Exercise requirements: Copy out all lines with the word "motivación" in them.

Given records:

------------------------------------

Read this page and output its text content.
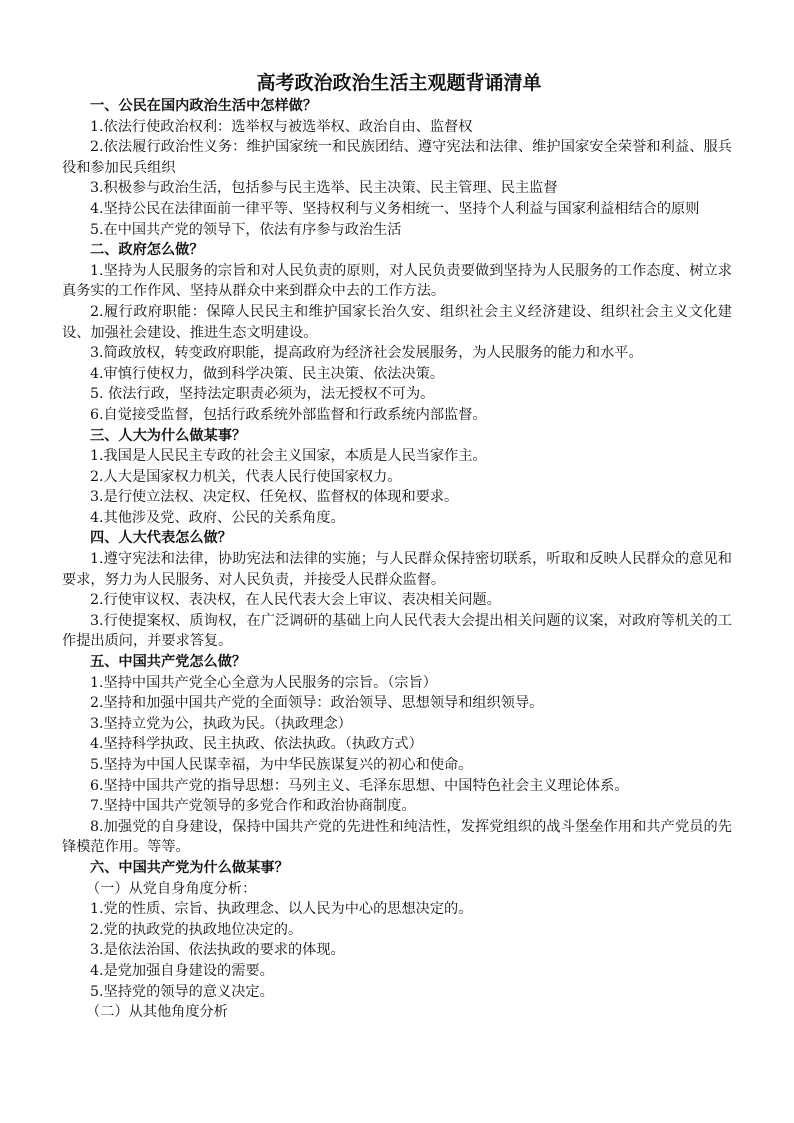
高考政治政治生活主观题背诵清单
一、公民在国内政治生活中怎样做？
1.依法行使政治权利：选举权与被选举权、政治自由、监督权
2.依法履行政治性义务：维护国家统一和民族团结、遵守宪法和法律、维护国家安全荣誉和利益、服兵役和参加民兵组织
3.积极参与政治生活，包括参与民主选举、民主决策、民主管理、民主监督
4.坚持公民在法律面前一律平等、坚持权利与义务相统一、坚持个人利益与国家利益相结合的原则
5.在中国共产党的领导下，依法有序参与政治生活
二、政府怎么做？
1.坚持为人民服务的宗旨和对人民负责的原则，对人民负责要做到坚持为人民服务的工作态度、树立求真务实的工作作风、坚持从群众中来到群众中去的工作方法。
2.履行政府职能：保障人民民主和维护国家长治久安、组织社会主义经济建设、组织社会主义文化建设、加强社会建设、推进生态文明建设。
3.简政放权，转变政府职能，提高政府为经济社会发展服务，为人民服务的能力和水平。
4.审慎行使权力，做到科学决策、民主决策、依法决策。
5. 依法行政，坚持法定职责必须为，法无授权不可为。
6.自觉接受监督，包括行政系统外部监督和行政系统内部监督。
三、人大为什么做某事？
1.我国是人民民主专政的社会主义国家，本质是人民当家作主。
2.人大是国家权力机关，代表人民行使国家权力。
3.是行使立法权、决定权、任免权、监督权的体现和要求。
4.其他涉及党、政府、公民的关系角度。
四、人大代表怎么做？
1.遵守宪法和法律，协助宪法和法律的实施；与人民群众保持密切联系，听取和反映人民群众的意见和要求，努力为人民服务、对人民负责，并接受人民群众监督。
2.行使审议权、表决权，在人民代表大会上审议、表决相关问题。
3.行使提案权、质询权，在广泛调研的基础上向人民代表大会提出相关问题的议案，对政府等机关的工作提出质问，并要求答复。
五、中国共产党怎么做？
1.坚持中国共产党全心全意为人民服务的宗旨。（宗旨）
2.坚持和加强中国共产党的全面领导：政治领导、思想领导和组织领导。
3.坚持立党为公，执政为民。（执政理念）
4.坚持科学执政、民主执政、依法执政。（执政方式）
5.坚持为中国人民谋幸福，为中华民族谋复兴的初心和使命。
6.坚持中国共产党的指导思想：马列主义、毛泽东思想、中国特色社会主义理论体系。
7.坚持中国共产党领导的多党合作和政治协商制度。
8.加强党的自身建设，保持中国共产党的先进性和纯洁性，发挥党组织的战斗堡垒作用和共产党员的先锋模范作用。等等。
六、中国共产党为什么做某事？
（一）从党自身角度分析：
1.党的性质、宗旨、执政理念、以人民为中心的思想决定的。
2.党的执政党的执政地位决定的。
3.是依法治国、依法执政的要求的体现。
4.是党加强自身建设的需要。
5.坚持党的领导的意义决定。
（二）从其他角度分析
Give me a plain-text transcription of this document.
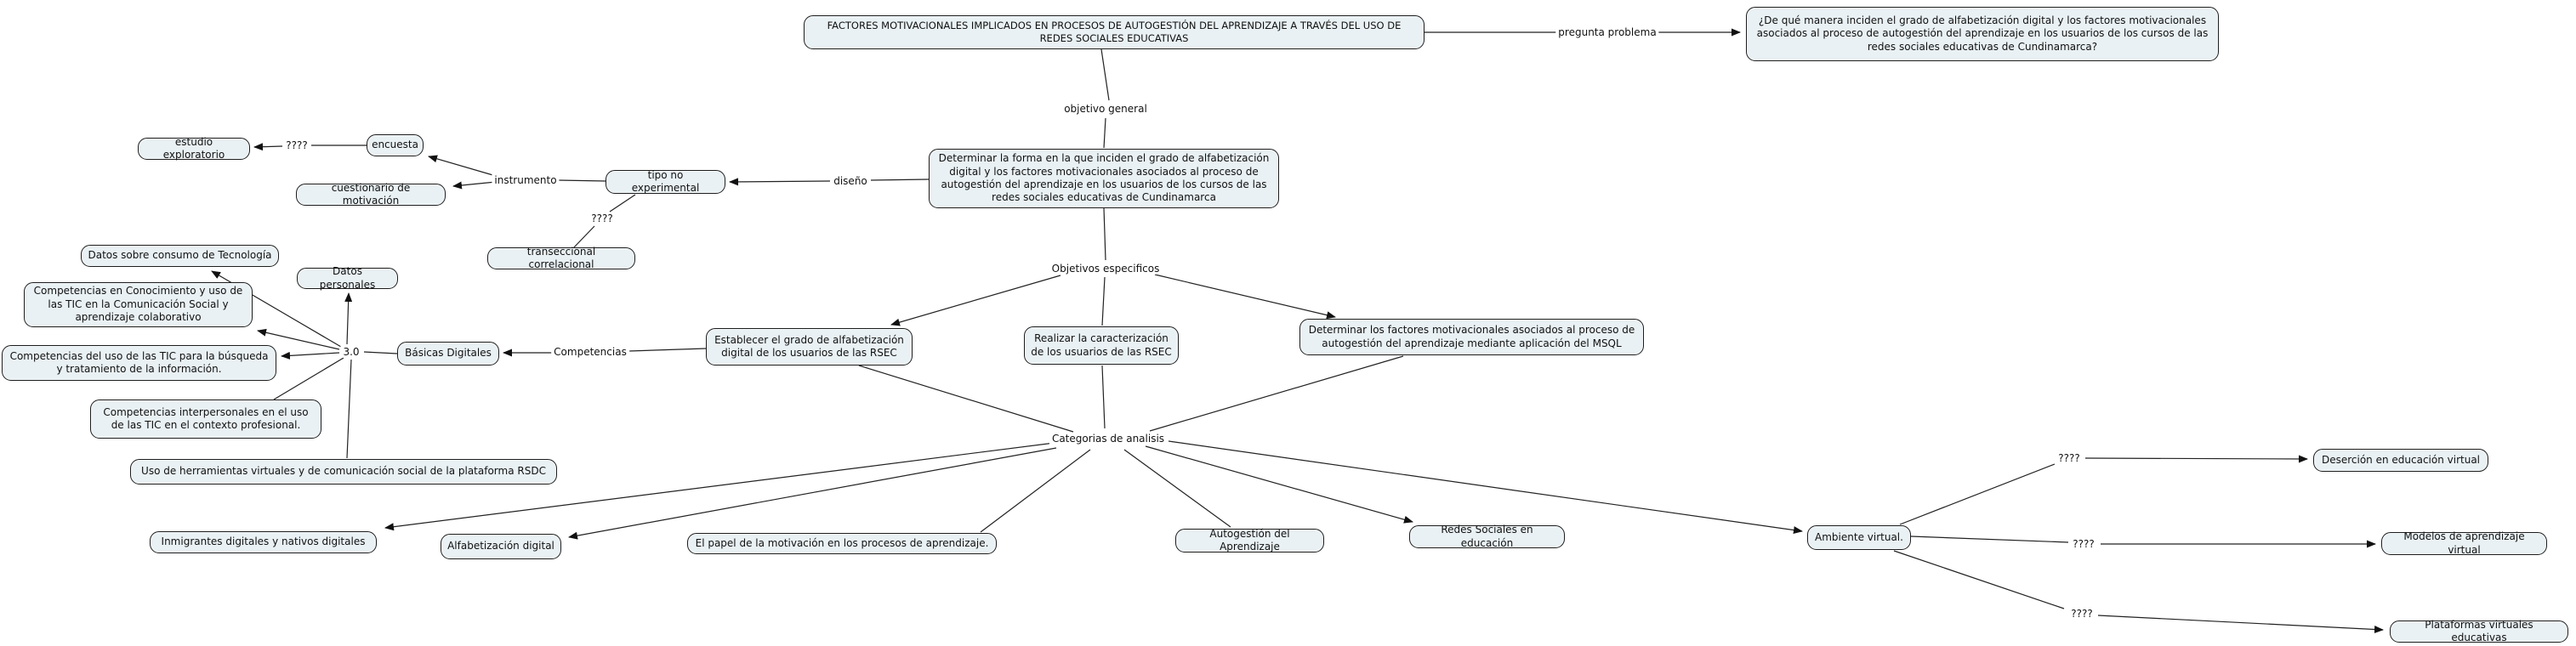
FACTORES MOTIVACIONALES IMPLICADOS EN PROCESOS DE AUTOGESTIÓN DEL APRENDIZAJE A TRAVÉS DEL USO DE REDES SOCIALES EDUCATIVAS
¿De qué manera inciden el grado de alfabetización digital y los factores motivacionales asociados al proceso de autogestión del aprendizaje en los usuarios de los cursos de las redes sociales educativas de Cundinamarca?
Determinar la forma en la que inciden el grado de alfabetización digital y los factores motivacionales asociados al proceso de autogestión del aprendizaje en los usuarios de los cursos de las redes sociales educativas de Cundinamarca
estudio exploratorio
encuesta
cuestionario de motivación
tipo no experimental
transeccional correlacional
Establecer el grado de alfabetización digital de los usuarios de las RSEC
Realizar la caracterización de los usuarios de las RSEC
Determinar los factores motivacionales asociados al proceso de autogestión del aprendizaje mediante aplicación del MSQL
Datos sobre consumo de Tecnología
Datos personales
Competencias en Conocimiento y uso de las TIC en la Comunicación Social y aprendizaje colaborativo
Competencias del uso de las TIC para la búsqueda y tratamiento de la información.
Competencias interpersonales en el uso de las TIC en el contexto profesional.
Uso de herramientas virtuales y de comunicación social de la plataforma RSDC
Básicas Digitales
Inmigrantes digitales y nativos digitales	Alfabetización digital	El papel de la motivación en los procesos de aprendizaje.
Autogestión del Aprendizaje
Redes Sociales en educación	Ambiente virtual.
Deserción en educación virtual
Modelos de aprendizaje virtual
Plataformas virtuales educativas
pregunta problema
objetivo general
diseño
instrumento
????
????
Objetivos especificos
Competencias
3.0
Categorias de analisis
????
????
????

------------------------------------

Exercise result:
cuestionario de motivación
Inmigrantes digitales y nativos digitales	Alfabetización digital	El papel de la motivación en los procesos de aprendizaje.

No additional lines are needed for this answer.